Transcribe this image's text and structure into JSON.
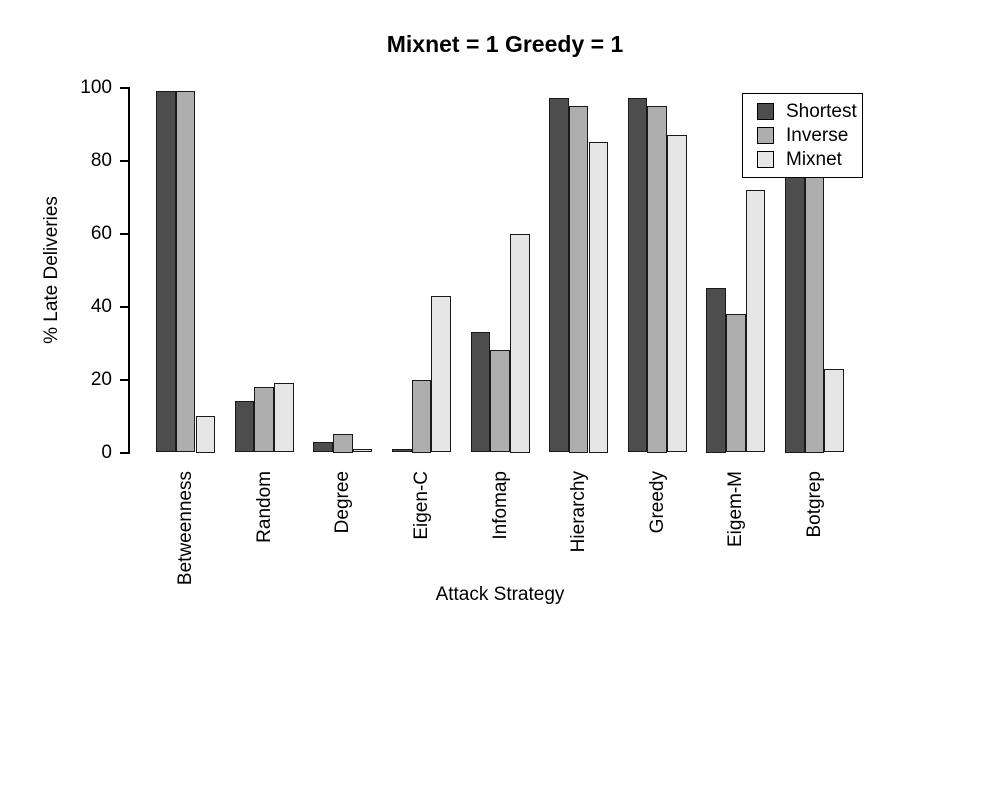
{
  "title": "Mixnet = 1 Greedy = 1",
  "colors": {
    "background": "#FFFFFF",
    "axis": "#000000",
    "bar_border": "#1A1A1A",
    "series_shortest": "#4D4D4D",
    "series_inverse": "#AEAEAE",
    "series_mixnet": "#E6E6E6"
  },
  "chart_data": {
    "type": "bar",
    "title": "Mixnet = 1 Greedy = 1",
    "xlabel": "Attack Strategy",
    "ylabel": "% Late Deliveries",
    "ylim": [
      0,
      100
    ],
    "yticks": [
      0,
      20,
      40,
      60,
      80,
      100
    ],
    "grid": false,
    "legend_position": "top-right",
    "legend_entries": [
      "Shortest",
      "Inverse",
      "Mixnet"
    ],
    "categories": [
      "Betweenness",
      "Random",
      "Degree",
      "Eigen-C",
      "Infomap",
      "Hierarchy",
      "Greedy",
      "Eigem-M",
      "Botgrep"
    ],
    "series": [
      {
        "name": "Shortest",
        "color": "#4D4D4D",
        "values": [
          99,
          14,
          3,
          1,
          33,
          97,
          97,
          45,
          80
        ]
      },
      {
        "name": "Inverse",
        "color": "#AEAEAE",
        "values": [
          99,
          18,
          5,
          20,
          28,
          95,
          95,
          38,
          80
        ]
      },
      {
        "name": "Mixnet",
        "color": "#E6E6E6",
        "values": [
          10,
          19,
          1,
          43,
          60,
          85,
          87,
          72,
          23
        ]
      }
    ]
  }
}
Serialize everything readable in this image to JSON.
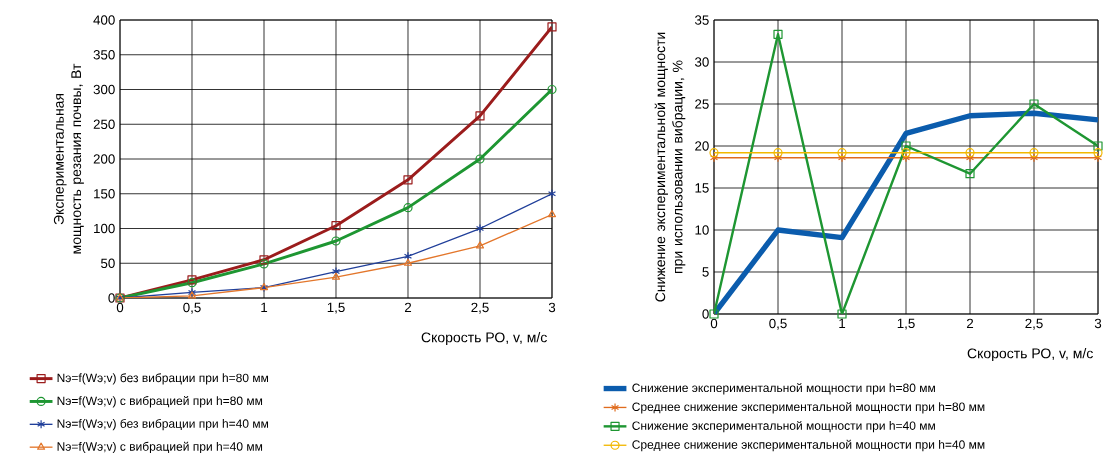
━━━━━━━━━━━━━━━━━━━━
#### [EXERCISE AIM]
Leave the images out and output the remaining material exactly as it stands.

#### [EXERCISE RESPONSE]
Transcribe this image's text and structure into JSON.
{
  "title": "Mixnet = 1 Greedy = 1",
  "colors": {
    "background": "#FFFFFF",
    "axis": "#000000",
    "bar_border": "#1A1A1A",
    "series_shortest": "#4D4D4D",
    "series_inverse": "#AEAEAE",
    "series_mixnet": "#E6E6E6"
  },
  "chart_data": {
    "type": "bar",
    "title": "Mixnet = 1 Greedy = 1",
    "xlabel": "Attack Strategy",
    "ylabel": "% Late Deliveries",
    "ylim": [
      0,
      100
    ],
    "yticks": [
      0,
      20,
      40,
      60,
      80,
      100
    ],
    "grid": false,
    "legend_position": "top-right",
    "legend_entries": [
      "Shortest",
      "Inverse",
      "Mixnet"
    ],
    "categories": [
      "Betweenness",
      "Random",
      "Degree",
      "Eigen-C",
      "Infomap",
      "Hierarchy",
      "Greedy",
      "Eigem-M",
      "Botgrep"
    ],
    "series": [
      {
        "name": "Shortest",
        "color": "#4D4D4D",
        "values": [
          99,
          14,
          3,
          1,
          33,
          97,
          97,
          45,
          80
        ]
      },
      {
        "name": "Inverse",
        "color": "#AEAEAE",
        "values": [
          99,
          18,
          5,
          20,
          28,
          95,
          95,
          38,
          80
        ]
      },
      {
        "name": "Mixnet",
        "color": "#E6E6E6",
        "values": [
          10,
          19,
          1,
          43,
          60,
          85,
          87,
          72,
          23
        ]
      }
    ]
  }
}
Serialize everything readable in this image to JSON.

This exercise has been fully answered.